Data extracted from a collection
/---

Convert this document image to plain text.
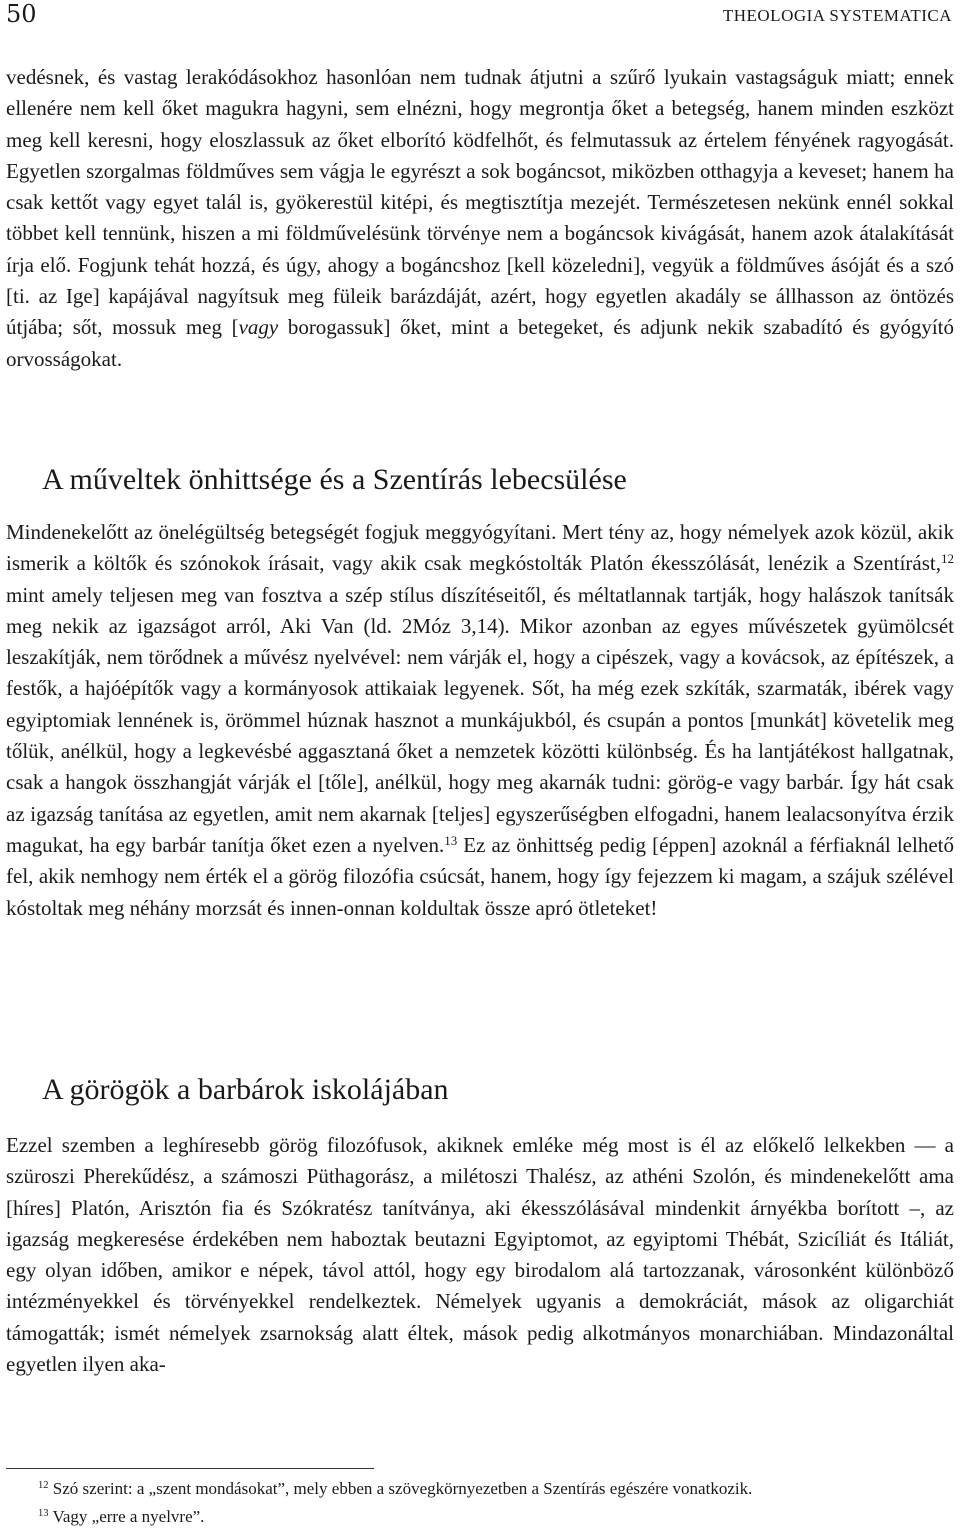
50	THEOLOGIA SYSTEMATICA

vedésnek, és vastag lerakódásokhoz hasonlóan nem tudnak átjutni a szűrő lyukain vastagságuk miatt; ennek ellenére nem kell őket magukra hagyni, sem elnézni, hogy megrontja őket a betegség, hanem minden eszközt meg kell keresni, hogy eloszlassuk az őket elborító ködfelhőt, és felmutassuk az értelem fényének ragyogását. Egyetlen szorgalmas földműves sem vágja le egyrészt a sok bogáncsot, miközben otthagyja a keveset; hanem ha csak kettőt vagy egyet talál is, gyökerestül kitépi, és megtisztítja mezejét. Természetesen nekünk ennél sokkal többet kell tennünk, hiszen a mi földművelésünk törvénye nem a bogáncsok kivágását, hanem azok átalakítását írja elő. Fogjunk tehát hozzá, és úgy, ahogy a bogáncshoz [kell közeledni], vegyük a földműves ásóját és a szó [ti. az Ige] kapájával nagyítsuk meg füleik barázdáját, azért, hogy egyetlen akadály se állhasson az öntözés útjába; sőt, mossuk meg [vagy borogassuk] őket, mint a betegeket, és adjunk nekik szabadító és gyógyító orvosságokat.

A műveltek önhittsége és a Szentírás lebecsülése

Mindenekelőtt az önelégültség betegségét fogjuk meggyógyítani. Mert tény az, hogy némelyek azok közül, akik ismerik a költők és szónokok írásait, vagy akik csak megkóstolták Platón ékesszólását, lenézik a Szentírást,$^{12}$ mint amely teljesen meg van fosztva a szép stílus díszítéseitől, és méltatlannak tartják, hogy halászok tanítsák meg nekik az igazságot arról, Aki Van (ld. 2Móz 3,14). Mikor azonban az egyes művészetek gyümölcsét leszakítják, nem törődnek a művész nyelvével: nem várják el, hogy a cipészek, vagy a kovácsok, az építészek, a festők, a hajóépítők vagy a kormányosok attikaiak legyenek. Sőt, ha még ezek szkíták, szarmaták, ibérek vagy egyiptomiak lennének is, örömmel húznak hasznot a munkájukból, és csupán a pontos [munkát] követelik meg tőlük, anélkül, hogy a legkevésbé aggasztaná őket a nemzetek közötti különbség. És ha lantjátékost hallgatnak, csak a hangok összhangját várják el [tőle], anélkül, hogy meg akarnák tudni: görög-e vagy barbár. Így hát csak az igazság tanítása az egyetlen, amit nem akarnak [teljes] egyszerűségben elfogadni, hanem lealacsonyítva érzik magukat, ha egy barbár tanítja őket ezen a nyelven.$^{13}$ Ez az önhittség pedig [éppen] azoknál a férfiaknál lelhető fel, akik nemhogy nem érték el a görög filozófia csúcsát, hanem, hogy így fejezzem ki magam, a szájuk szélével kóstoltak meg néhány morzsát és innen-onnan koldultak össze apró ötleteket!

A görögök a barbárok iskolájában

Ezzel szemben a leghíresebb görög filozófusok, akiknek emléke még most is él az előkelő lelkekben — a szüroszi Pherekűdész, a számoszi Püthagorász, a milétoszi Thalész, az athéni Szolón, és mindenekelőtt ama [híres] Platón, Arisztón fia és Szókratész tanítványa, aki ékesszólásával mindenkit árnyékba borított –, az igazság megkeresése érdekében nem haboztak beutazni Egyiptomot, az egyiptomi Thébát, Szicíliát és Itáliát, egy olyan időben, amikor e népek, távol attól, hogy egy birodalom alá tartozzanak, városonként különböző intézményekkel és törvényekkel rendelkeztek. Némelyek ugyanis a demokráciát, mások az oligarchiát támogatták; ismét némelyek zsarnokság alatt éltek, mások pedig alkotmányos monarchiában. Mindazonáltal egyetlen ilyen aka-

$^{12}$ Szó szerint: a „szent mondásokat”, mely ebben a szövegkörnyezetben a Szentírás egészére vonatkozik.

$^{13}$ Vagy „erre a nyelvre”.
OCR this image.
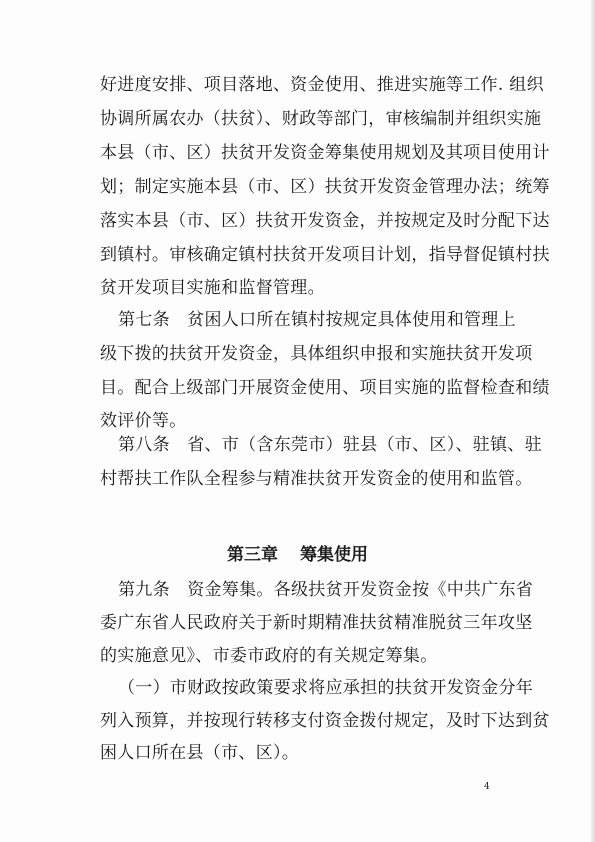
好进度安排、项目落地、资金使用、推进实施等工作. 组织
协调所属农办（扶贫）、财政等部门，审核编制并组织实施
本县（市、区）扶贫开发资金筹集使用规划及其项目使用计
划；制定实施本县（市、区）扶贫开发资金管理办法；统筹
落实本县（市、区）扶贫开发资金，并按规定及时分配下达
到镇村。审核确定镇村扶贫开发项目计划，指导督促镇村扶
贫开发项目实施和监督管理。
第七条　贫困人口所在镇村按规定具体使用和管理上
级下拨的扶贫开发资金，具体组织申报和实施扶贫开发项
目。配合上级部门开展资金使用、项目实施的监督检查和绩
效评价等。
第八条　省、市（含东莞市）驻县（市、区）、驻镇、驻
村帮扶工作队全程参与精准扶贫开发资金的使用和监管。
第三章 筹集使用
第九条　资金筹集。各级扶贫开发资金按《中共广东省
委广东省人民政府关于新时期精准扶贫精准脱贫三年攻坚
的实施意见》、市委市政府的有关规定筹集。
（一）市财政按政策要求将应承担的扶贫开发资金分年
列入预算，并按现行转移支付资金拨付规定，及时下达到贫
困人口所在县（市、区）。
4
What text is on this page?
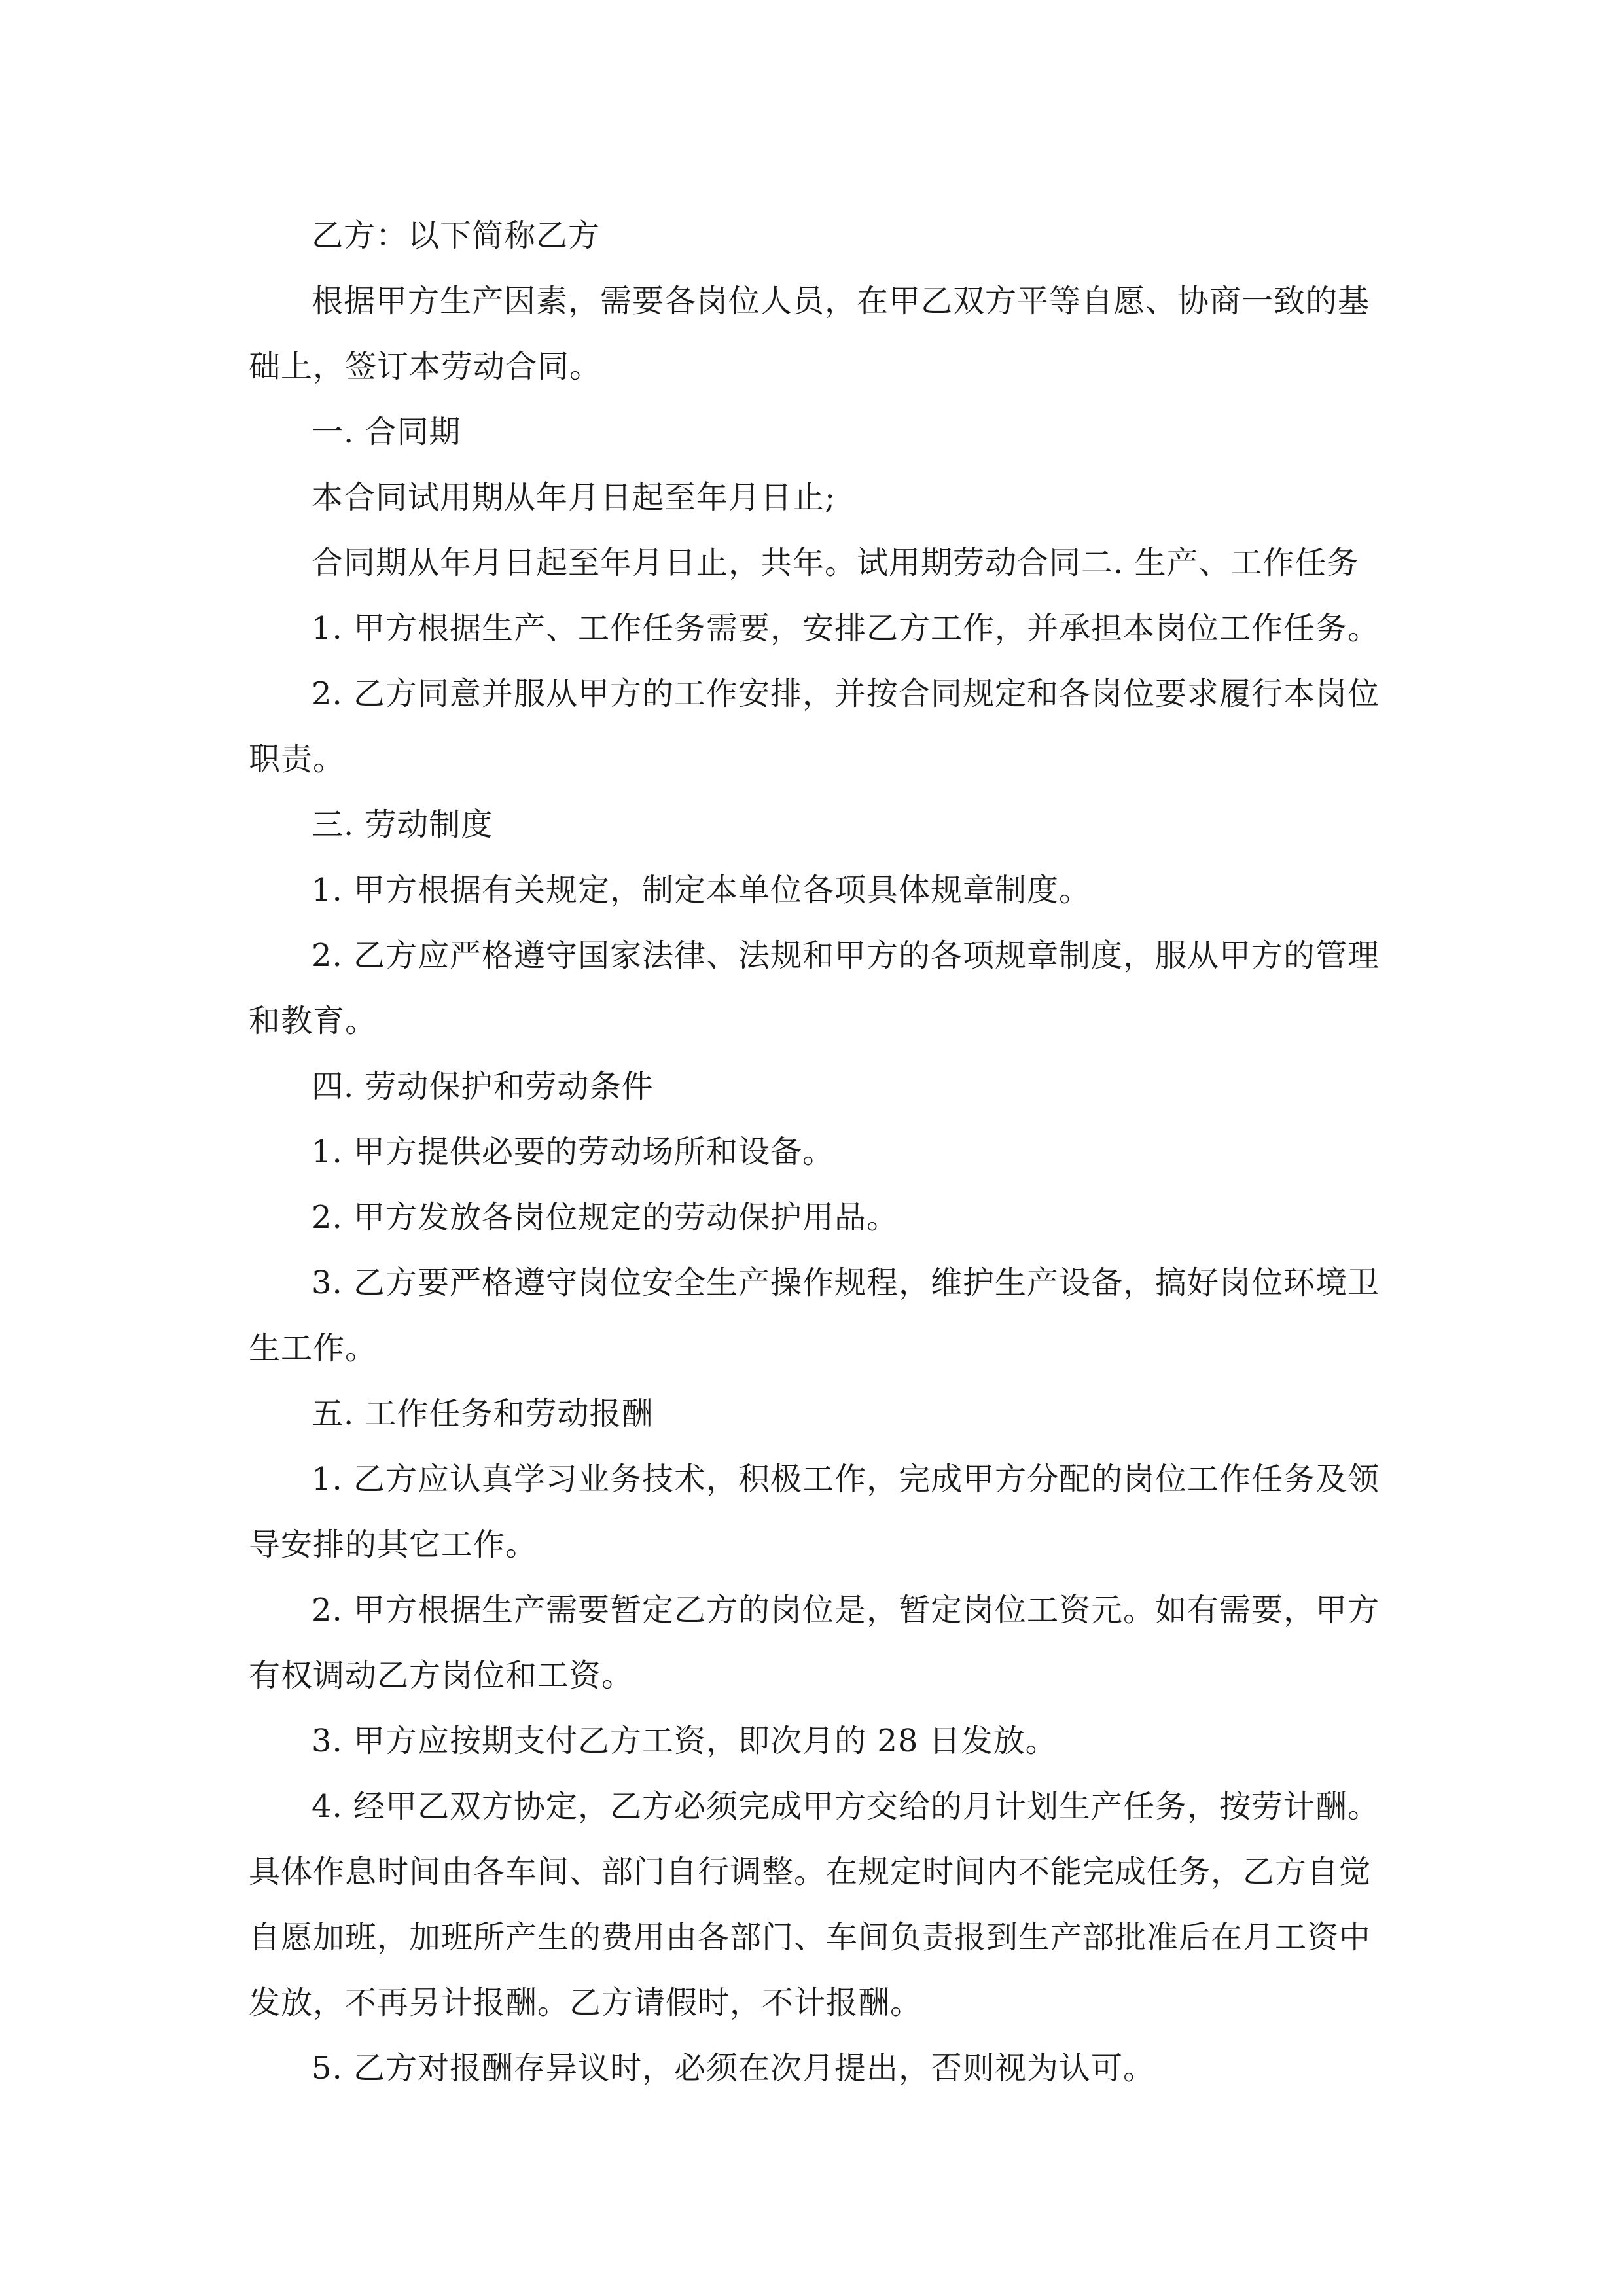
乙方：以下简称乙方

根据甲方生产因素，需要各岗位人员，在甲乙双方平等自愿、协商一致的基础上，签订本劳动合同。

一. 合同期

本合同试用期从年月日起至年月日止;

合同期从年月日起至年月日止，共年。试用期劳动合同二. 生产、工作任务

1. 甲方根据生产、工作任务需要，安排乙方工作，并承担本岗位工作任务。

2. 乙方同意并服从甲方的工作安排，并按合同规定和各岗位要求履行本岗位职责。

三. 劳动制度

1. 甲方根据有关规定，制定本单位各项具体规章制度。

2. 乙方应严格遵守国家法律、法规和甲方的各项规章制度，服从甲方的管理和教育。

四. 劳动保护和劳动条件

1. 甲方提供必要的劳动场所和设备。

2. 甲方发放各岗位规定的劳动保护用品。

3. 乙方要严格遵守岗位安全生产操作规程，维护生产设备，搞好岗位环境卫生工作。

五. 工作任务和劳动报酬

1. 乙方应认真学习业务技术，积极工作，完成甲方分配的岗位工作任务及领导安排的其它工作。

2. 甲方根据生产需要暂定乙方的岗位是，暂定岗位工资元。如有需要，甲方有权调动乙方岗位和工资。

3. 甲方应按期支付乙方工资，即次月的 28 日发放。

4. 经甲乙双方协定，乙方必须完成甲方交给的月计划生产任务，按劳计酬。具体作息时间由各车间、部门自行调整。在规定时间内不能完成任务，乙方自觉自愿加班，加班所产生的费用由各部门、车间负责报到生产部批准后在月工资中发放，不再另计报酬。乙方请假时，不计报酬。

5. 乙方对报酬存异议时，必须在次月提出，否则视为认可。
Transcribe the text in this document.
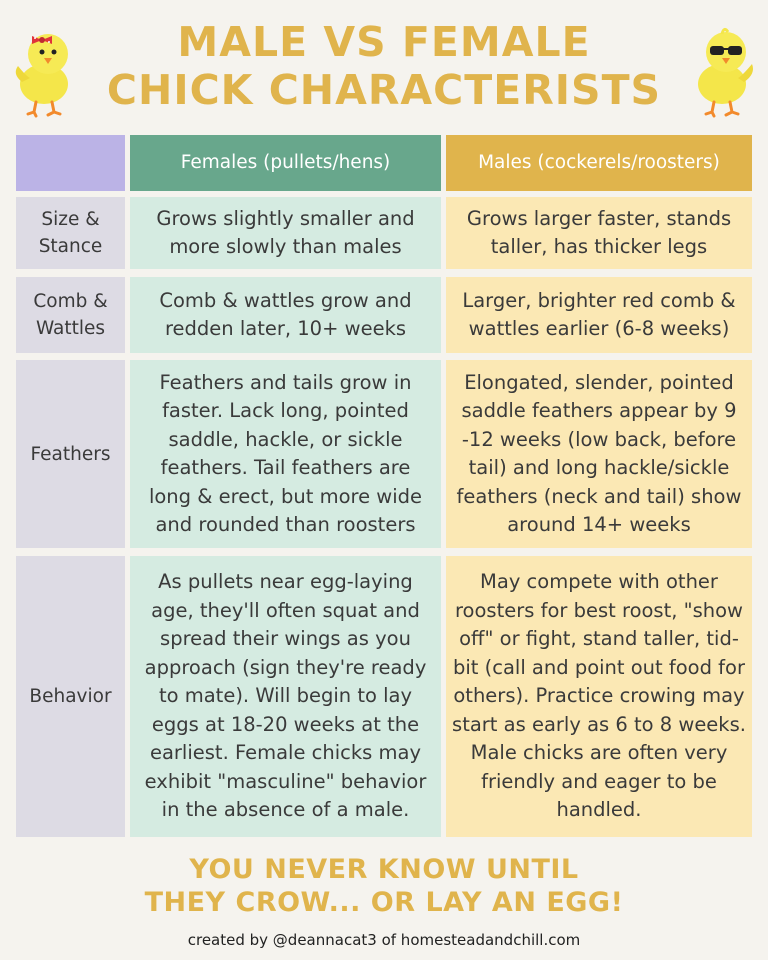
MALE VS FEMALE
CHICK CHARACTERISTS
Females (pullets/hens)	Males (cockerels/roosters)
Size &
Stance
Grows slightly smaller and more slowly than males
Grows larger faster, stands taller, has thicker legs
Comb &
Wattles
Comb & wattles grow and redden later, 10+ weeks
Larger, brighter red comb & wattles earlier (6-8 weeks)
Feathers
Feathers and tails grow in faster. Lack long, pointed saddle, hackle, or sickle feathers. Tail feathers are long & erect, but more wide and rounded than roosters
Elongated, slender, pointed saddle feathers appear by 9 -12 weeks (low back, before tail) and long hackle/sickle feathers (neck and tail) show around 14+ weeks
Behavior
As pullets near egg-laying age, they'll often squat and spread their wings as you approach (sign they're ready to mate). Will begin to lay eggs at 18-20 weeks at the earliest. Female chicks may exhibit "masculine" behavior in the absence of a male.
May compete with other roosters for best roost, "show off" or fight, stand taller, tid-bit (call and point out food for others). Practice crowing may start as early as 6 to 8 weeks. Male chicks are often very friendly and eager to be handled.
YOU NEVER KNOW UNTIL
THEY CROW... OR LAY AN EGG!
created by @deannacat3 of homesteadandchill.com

\---

EXERCISE AIM
Show the lines of the records that include the string "taller".

EXERCISE RESULT
Grows larger faster, stands taller, has thicker legs
May compete with other roosters for best roost, "show off" or fight, stand taller, tid-bit (call and point out food for others). Practice crowing may start as early as 6 to 8 weeks. Male chicks are often very friendly and eager to be handled.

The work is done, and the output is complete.